== Stored data

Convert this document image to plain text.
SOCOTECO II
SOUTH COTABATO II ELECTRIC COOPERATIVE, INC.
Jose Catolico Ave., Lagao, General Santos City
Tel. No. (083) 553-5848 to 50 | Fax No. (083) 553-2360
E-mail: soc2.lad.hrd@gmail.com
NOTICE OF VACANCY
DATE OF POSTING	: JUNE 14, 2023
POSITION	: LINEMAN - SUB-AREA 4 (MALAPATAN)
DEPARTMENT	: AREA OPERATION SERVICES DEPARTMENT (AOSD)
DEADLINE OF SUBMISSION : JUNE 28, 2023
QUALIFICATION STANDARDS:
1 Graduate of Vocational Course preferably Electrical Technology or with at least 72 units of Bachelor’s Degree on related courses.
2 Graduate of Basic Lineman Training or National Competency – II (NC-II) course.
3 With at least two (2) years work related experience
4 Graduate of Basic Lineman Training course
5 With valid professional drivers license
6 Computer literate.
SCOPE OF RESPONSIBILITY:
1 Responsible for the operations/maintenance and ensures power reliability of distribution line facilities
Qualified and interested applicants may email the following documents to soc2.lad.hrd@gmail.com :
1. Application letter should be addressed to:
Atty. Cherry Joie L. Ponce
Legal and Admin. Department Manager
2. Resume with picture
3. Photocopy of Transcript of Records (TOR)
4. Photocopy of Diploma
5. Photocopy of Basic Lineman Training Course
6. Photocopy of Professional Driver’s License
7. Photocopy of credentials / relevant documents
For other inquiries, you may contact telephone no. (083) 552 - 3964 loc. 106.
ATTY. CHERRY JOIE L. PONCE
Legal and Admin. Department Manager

====

* _Short task_: Transcribe the full listing above without leaving anything out.

* _Task output_:
Convert this document image to plain text.
SOCOTECO II
SOUTH COTABATO II ELECTRIC COOPERATIVE, INC.
Jose Catolico Ave., Lagao, General Santos City
Tel. No. (083) 553-5848 to 50 | Fax No. (083) 553-2360
E-mail: soc2.lad.hrd@gmail.com
NOTICE OF VACANCY
DATE OF POSTING	: JUNE 14, 2023
POSITION	: LINEMAN - SUB-AREA 4 (MALAPATAN)
DEPARTMENT	: AREA OPERATION SERVICES DEPARTMENT (AOSD)
DEADLINE OF SUBMISSION : JUNE 28, 2023
QUALIFICATION STANDARDS:
1 Graduate of Vocational Course preferably Electrical Technology or with at least 72 units of Bachelor’s Degree on related courses.
2 Graduate of Basic Lineman Training or National Competency – II (NC-II) course.
3 With at least two (2) years work related experience
4 Graduate of Basic Lineman Training course
5 With valid professional drivers license
6 Computer literate.
SCOPE OF RESPONSIBILITY:
1 Responsible for the operations/maintenance and ensures power reliability of distribution line facilities
Qualified and interested applicants may email the following documents to soc2.lad.hrd@gmail.com :
1. Application letter should be addressed to:
Atty. Cherry Joie L. Ponce
Legal and Admin. Department Manager
2. Resume with picture
3. Photocopy of Transcript of Records (TOR)
4. Photocopy of Diploma
5. Photocopy of Basic Lineman Training Course
6. Photocopy of Professional Driver’s License
7. Photocopy of credentials / relevant documents
For other inquiries, you may contact telephone no. (083) 552 - 3964 loc. 106.
ATTY. CHERRY JOIE L. PONCE
Legal and Admin. Department Manager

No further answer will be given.